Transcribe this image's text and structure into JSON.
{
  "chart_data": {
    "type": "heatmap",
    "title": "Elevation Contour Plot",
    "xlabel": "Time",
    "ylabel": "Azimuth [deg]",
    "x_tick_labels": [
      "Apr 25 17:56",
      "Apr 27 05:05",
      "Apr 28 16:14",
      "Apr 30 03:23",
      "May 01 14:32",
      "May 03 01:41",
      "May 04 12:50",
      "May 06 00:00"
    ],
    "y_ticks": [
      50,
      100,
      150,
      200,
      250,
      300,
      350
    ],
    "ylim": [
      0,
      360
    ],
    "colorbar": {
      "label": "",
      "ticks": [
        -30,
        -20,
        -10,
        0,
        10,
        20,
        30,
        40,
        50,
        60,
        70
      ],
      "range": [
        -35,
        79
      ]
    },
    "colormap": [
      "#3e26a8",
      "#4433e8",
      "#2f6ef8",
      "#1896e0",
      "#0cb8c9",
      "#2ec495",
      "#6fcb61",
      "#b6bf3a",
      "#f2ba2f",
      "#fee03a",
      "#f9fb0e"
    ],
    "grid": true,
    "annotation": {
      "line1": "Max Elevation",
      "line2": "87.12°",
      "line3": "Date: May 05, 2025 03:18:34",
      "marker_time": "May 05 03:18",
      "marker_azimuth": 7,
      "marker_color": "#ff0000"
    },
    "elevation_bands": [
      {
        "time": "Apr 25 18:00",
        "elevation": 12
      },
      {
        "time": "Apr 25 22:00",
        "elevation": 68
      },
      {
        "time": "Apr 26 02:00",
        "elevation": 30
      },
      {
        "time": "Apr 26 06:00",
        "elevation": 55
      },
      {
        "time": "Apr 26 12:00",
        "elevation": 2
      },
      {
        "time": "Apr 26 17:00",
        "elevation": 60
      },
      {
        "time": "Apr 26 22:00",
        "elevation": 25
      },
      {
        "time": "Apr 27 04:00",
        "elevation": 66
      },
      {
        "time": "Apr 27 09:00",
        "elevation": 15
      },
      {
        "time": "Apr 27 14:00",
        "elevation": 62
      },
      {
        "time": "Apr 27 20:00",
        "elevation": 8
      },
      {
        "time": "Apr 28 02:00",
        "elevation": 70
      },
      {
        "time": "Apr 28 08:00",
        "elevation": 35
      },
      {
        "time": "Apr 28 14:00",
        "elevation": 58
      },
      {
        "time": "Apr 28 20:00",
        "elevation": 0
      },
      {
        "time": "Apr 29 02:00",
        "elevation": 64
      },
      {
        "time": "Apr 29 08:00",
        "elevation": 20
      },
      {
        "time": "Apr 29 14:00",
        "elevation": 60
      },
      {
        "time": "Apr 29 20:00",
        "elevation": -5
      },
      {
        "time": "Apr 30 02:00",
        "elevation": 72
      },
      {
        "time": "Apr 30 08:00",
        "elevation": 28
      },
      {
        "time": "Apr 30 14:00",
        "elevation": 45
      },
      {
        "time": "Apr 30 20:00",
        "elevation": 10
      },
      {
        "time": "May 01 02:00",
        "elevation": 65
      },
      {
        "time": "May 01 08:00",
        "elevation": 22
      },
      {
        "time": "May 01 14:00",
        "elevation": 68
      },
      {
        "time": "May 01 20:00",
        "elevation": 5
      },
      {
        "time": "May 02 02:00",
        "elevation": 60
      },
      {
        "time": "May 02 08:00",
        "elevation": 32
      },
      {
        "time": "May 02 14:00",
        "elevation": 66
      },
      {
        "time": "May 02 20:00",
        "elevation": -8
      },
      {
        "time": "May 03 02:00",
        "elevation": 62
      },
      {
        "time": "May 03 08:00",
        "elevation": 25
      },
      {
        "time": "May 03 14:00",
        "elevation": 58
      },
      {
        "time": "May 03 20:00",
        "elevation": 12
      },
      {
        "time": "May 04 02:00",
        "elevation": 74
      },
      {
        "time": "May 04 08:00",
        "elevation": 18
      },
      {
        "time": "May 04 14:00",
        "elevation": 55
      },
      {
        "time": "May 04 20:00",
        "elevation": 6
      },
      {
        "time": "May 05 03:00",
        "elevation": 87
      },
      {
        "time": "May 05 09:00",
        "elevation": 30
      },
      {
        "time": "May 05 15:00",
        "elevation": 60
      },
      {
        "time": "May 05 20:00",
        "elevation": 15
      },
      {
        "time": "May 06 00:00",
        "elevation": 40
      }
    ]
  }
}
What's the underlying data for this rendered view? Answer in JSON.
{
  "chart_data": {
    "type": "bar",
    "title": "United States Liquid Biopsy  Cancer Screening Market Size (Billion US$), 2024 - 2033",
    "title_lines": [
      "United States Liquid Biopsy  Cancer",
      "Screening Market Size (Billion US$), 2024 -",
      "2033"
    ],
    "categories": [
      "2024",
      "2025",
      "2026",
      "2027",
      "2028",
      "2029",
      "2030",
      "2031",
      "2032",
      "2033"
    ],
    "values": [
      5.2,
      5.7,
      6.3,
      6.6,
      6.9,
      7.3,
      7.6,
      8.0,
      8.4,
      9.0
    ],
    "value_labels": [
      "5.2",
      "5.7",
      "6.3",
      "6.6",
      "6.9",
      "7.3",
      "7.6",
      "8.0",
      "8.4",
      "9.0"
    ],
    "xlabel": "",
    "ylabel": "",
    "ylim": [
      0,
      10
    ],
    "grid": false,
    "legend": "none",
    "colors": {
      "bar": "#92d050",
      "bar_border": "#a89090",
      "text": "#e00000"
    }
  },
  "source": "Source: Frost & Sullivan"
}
.....
◆ **WHAT THIS TASK INVOLVES**: Return the entries in full, keeping every line exactly as it is.

◆ **CORRECT ANSWER**:
Transcribe this image's text and structure into JSON.
{
  "chart_data": {
    "type": "heatmap",
    "title": "Elevation Contour Plot",
    "xlabel": "Time",
    "ylabel": "Azimuth [deg]",
    "x_tick_labels": [
      "Apr 25 17:56",
      "Apr 27 05:05",
      "Apr 28 16:14",
      "Apr 30 03:23",
      "May 01 14:32",
      "May 03 01:41",
      "May 04 12:50",
      "May 06 00:00"
    ],
    "y_ticks": [
      50,
      100,
      150,
      200,
      250,
      300,
      350
    ],
    "ylim": [
      0,
      360
    ],
    "colorbar": {
      "label": "",
      "ticks": [
        -30,
        -20,
        -10,
        0,
        10,
        20,
        30,
        40,
        50,
        60,
        70
      ],
      "range": [
        -35,
        79
      ]
    },
    "colormap": [
      "#3e26a8",
      "#4433e8",
      "#2f6ef8",
      "#1896e0",
      "#0cb8c9",
      "#2ec495",
      "#6fcb61",
      "#b6bf3a",
      "#f2ba2f",
      "#fee03a",
      "#f9fb0e"
    ],
    "grid": true,
    "annotation": {
      "line1": "Max Elevation",
      "line2": "87.12°",
      "line3": "Date: May 05, 2025 03:18:34",
      "marker_time": "May 05 03:18",
      "marker_azimuth": 7,
      "marker_color": "#ff0000"
    },
    "elevation_bands": [
      {
        "time": "Apr 25 18:00",
        "elevation": 12
      },
      {
        "time": "Apr 25 22:00",
        "elevation": 68
      },
      {
        "time": "Apr 26 02:00",
        "elevation": 30
      },
      {
        "time": "Apr 26 06:00",
        "elevation": 55
      },
      {
        "time": "Apr 26 12:00",
        "elevation": 2
      },
      {
        "time": "Apr 26 17:00",
        "elevation": 60
      },
      {
        "time": "Apr 26 22:00",
        "elevation": 25
      },
      {
        "time": "Apr 27 04:00",
        "elevation": 66
      },
      {
        "time": "Apr 27 09:00",
        "elevation": 15
      },
      {
        "time": "Apr 27 14:00",
        "elevation": 62
      },
      {
        "time": "Apr 27 20:00",
        "elevation": 8
      },
      {
        "time": "Apr 28 02:00",
        "elevation": 70
      },
      {
        "time": "Apr 28 08:00",
        "elevation": 35
      },
      {
        "time": "Apr 28 14:00",
        "elevation": 58
      },
      {
        "time": "Apr 28 20:00",
        "elevation": 0
      },
      {
        "time": "Apr 29 02:00",
        "elevation": 64
      },
      {
        "time": "Apr 29 08:00",
        "elevation": 20
      },
      {
        "time": "Apr 29 14:00",
        "elevation": 60
      },
      {
        "time": "Apr 29 20:00",
        "elevation": -5
      },
      {
        "time": "Apr 30 02:00",
        "elevation": 72
      },
      {
        "time": "Apr 30 08:00",
        "elevation": 28
      },
      {
        "time": "Apr 30 14:00",
        "elevation": 45
      },
      {
        "time": "Apr 30 20:00",
        "elevation": 10
      },
      {
        "time": "May 01 02:00",
        "elevation": 65
      },
      {
        "time": "May 01 08:00",
        "elevation": 22
      },
      {
        "time": "May 01 14:00",
        "elevation": 68
      },
      {
        "time": "May 01 20:00",
        "elevation": 5
      },
      {
        "time": "May 02 02:00",
        "elevation": 60
      },
      {
        "time": "May 02 08:00",
        "elevation": 32
      },
      {
        "time": "May 02 14:00",
        "elevation": 66
      },
      {
        "time": "May 02 20:00",
        "elevation": -8
      },
      {
        "time": "May 03 02:00",
        "elevation": 62
      },
      {
        "time": "May 03 08:00",
        "elevation": 25
      },
      {
        "time": "May 03 14:00",
        "elevation": 58
      },
      {
        "time": "May 03 20:00",
        "elevation": 12
      },
      {
        "time": "May 04 02:00",
        "elevation": 74
      },
      {
        "time": "May 04 08:00",
        "elevation": 18
      },
      {
        "time": "May 04 14:00",
        "elevation": 55
      },
      {
        "time": "May 04 20:00",
        "elevation": 6
      },
      {
        "time": "May 05 03:00",
        "elevation": 87
      },
      {
        "time": "May 05 09:00",
        "elevation": 30
      },
      {
        "time": "May 05 15:00",
        "elevation": 60
      },
      {
        "time": "May 05 20:00",
        "elevation": 15
      },
      {
        "time": "May 06 00:00",
        "elevation": 40
      }
    ]
  }
}
What's the underlying data for this rendered view? Answer in JSON.
{
  "chart_data": {
    "type": "bar",
    "title": "United States Liquid Biopsy  Cancer Screening Market Size (Billion US$), 2024 - 2033",
    "title_lines": [
      "United States Liquid Biopsy  Cancer",
      "Screening Market Size (Billion US$), 2024 -",
      "2033"
    ],
    "categories": [
      "2024",
      "2025",
      "2026",
      "2027",
      "2028",
      "2029",
      "2030",
      "2031",
      "2032",
      "2033"
    ],
    "values": [
      5.2,
      5.7,
      6.3,
      6.6,
      6.9,
      7.3,
      7.6,
      8.0,
      8.4,
      9.0
    ],
    "value_labels": [
      "5.2",
      "5.7",
      "6.3",
      "6.6",
      "6.9",
      "7.3",
      "7.6",
      "8.0",
      "8.4",
      "9.0"
    ],
    "xlabel": "",
    "ylabel": "",
    "ylim": [
      0,
      10
    ],
    "grid": false,
    "legend": "none",
    "colors": {
      "bar": "#92d050",
      "bar_border": "#a89090",
      "text": "#e00000"
    }
  },
  "source": "Source: Frost & Sullivan"
}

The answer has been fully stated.